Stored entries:
+ + + +

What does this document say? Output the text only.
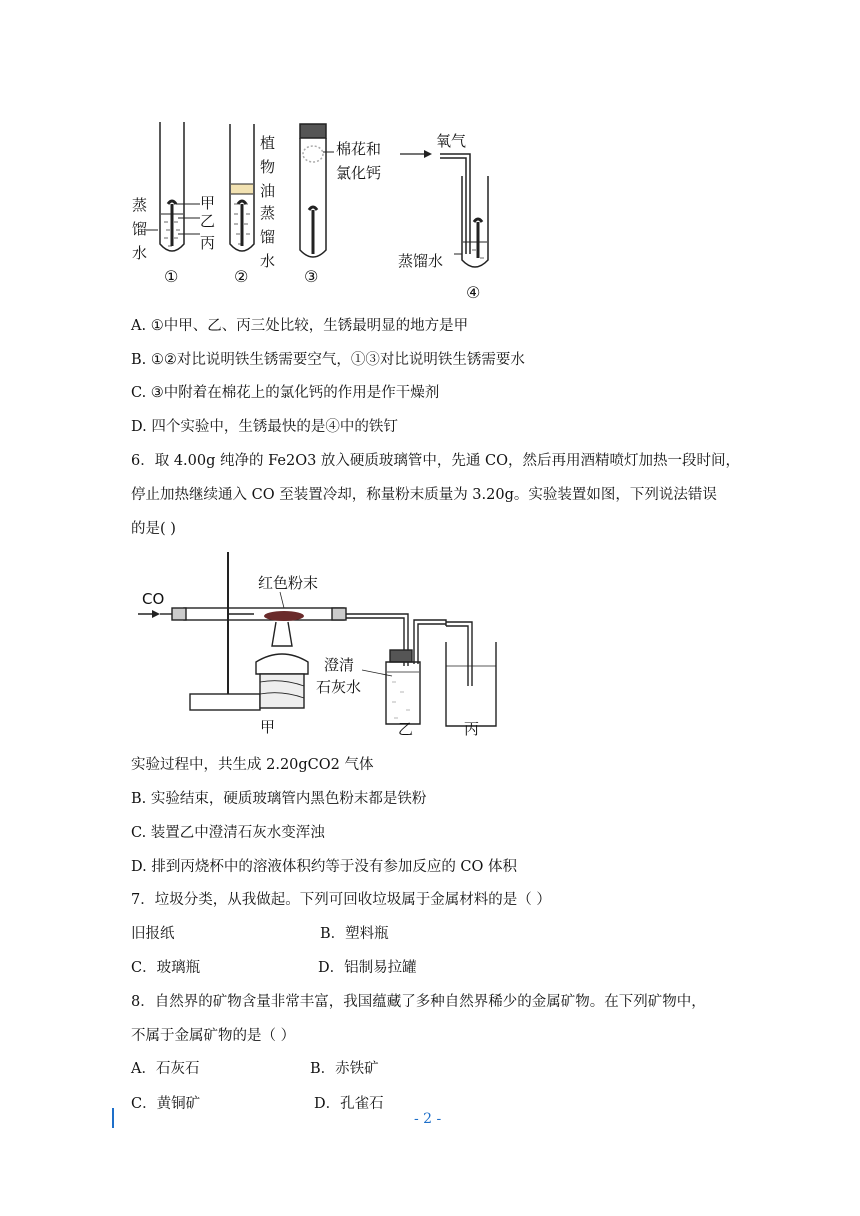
蒸
馏
水
甲
乙
丙
植
物
油
蒸
馏
水
棉花和
氯化钙
氧气
蒸馏水
①	②	③
④
A. ①中甲、乙、丙三处比较，生锈最明显的地方是甲
B. ①②对比说明铁生锈需要空气，①③对比说明铁生锈需要水
C. ③中附着在棉花上的氯化钙的作用是作干燥剂
D. 四个实验中，生锈最快的是④中的铁钉
6．取 4.00g 纯净的 Fe2O3 放入硬质玻璃管中，先通 CO，然后再用酒精喷灯加热一段时间，
停止加热继续通入 CO 至装置冷却，称量粉末质量为 3.20g。实验装置如图，下列说法错误
的是( )
CO
红色粉末
澄清
石灰水
甲	乙	丙
实验过程中，共生成 2.20gCO2 气体
B. 实验结束，硬质玻璃管内黑色粉末都是铁粉
C. 装置乙中澄清石灰水变浑浊
D. 排到丙烧杯中的溶液体积约等于没有参加反应的 CO 体积
7．垃圾分类，从我做起。下列可回收垃圾属于金属材料的是（ ）
旧报纸	B．塑料瓶
C．玻璃瓶	D．铝制易拉罐
8．自然界的矿物含量非常丰富，我国蕴藏了多种自然界稀少的金属矿物。在下列矿物中，
不属于金属矿物的是（ ）
A．石灰石	B．赤铁矿
C．黄铜矿	D．孔雀石
- 2 -
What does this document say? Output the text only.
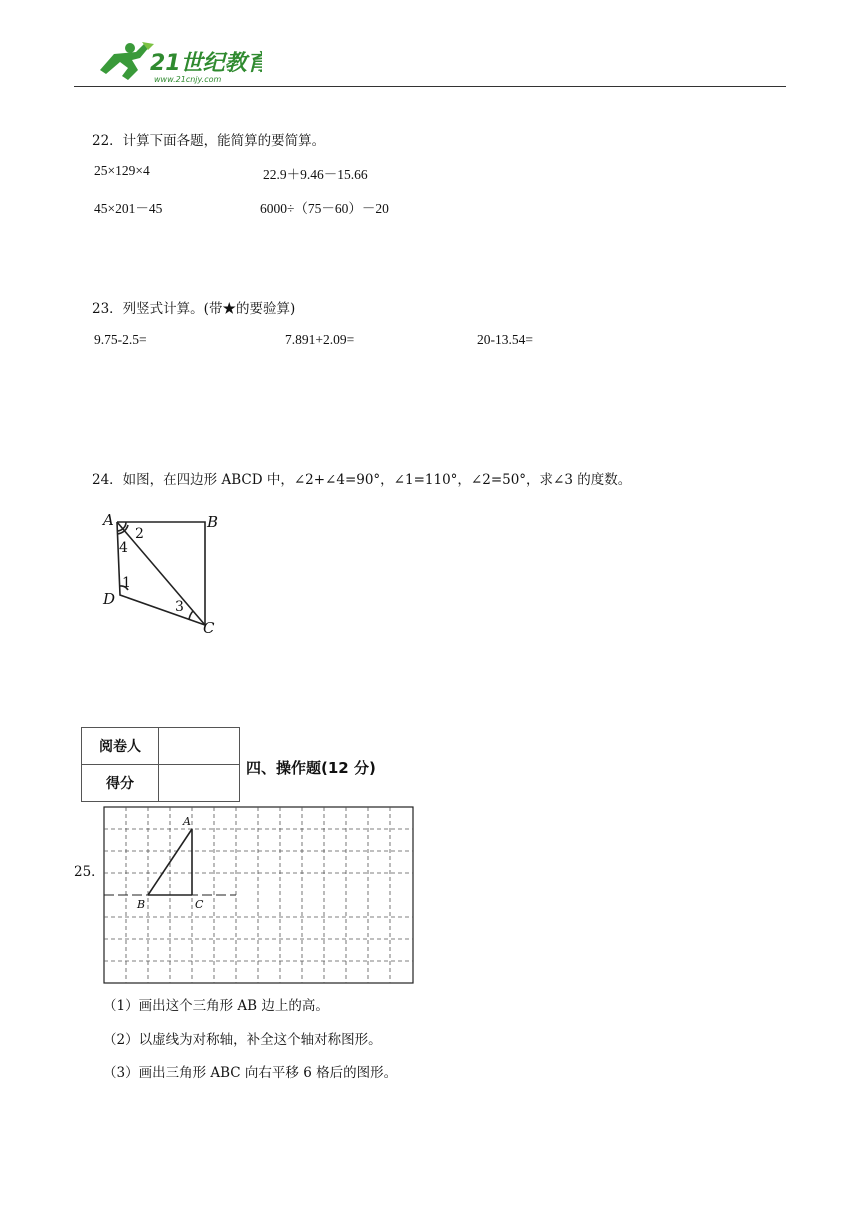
21世纪教育
www.21cnjy.com
22．计算下面各题，能简算的要简算。
25×129×4	22.9＋9.46－15.66
45×201－45	6000÷（75－60）－20
23．列竖式计算。(带★的要验算)
9.75-2.5=	7.891+2.09=	20-13.54=
24．如图，在四边形 ABCD 中，∠2+∠4=90°，∠1=110°，∠2=50°，求∠3 的度数。
A	B
C
D
1
2
3
4
阅卷人	
得分	
四、操作题(12 分)
25．
A
B	C
（1）画出这个三角形 AB 边上的高。
（2）以虚线为对称轴，补全这个轴对称图形。
（3）画出三角形 ABC 向右平移 6 格后的图形。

+ + + +

◆ Exercise task ◆
Copy every line above word for word and exclude the pictures.

◆ Completed exercise ◆
What does this document say? Output the text only.
蒸
馏
水
甲
乙
丙
植
物
油
蒸
馏
水
棉花和
氯化钙
氧气
蒸馏水
①	②	③
④
A. ①中甲、乙、丙三处比较，生锈最明显的地方是甲
B. ①②对比说明铁生锈需要空气，①③对比说明铁生锈需要水
C. ③中附着在棉花上的氯化钙的作用是作干燥剂
D. 四个实验中，生锈最快的是④中的铁钉
6．取 4.00g 纯净的 Fe2O3 放入硬质玻璃管中，先通 CO，然后再用酒精喷灯加热一段时间，
停止加热继续通入 CO 至装置冷却，称量粉末质量为 3.20g。实验装置如图，下列说法错误
的是( )
CO
红色粉末
澄清
石灰水
甲	乙	丙
实验过程中，共生成 2.20gCO2 气体
B. 实验结束，硬质玻璃管内黑色粉末都是铁粉
C. 装置乙中澄清石灰水变浑浊
D. 排到丙烧杯中的溶液体积约等于没有参加反应的 CO 体积
7．垃圾分类，从我做起。下列可回收垃圾属于金属材料的是（ ）
旧报纸	B．塑料瓶
C．玻璃瓶	D．铝制易拉罐
8．自然界的矿物含量非常丰富，我国蕴藏了多种自然界稀少的金属矿物。在下列矿物中，
不属于金属矿物的是（ ）
A．石灰石	B．赤铁矿
C．黄铜矿	D．孔雀石
- 2 -
What does this document say? Output the text only.
21世纪教育
www.21cnjy.com
22．计算下面各题，能简算的要简算。
25×129×4	22.9＋9.46－15.66
45×201－45	6000÷（75－60）－20
23．列竖式计算。(带★的要验算)
9.75-2.5=	7.891+2.09=	20-13.54=
24．如图，在四边形 ABCD 中，∠2+∠4=90°，∠1=110°，∠2=50°，求∠3 的度数。
A	B
C
D
1
2
3
4
阅卷人	
得分	
四、操作题(12 分)
25．
A
B	C
（1）画出这个三角形 AB 边上的高。
（2）以虚线为对称轴，补全这个轴对称图形。
（3）画出三角形 ABC 向右平移 6 格后的图形。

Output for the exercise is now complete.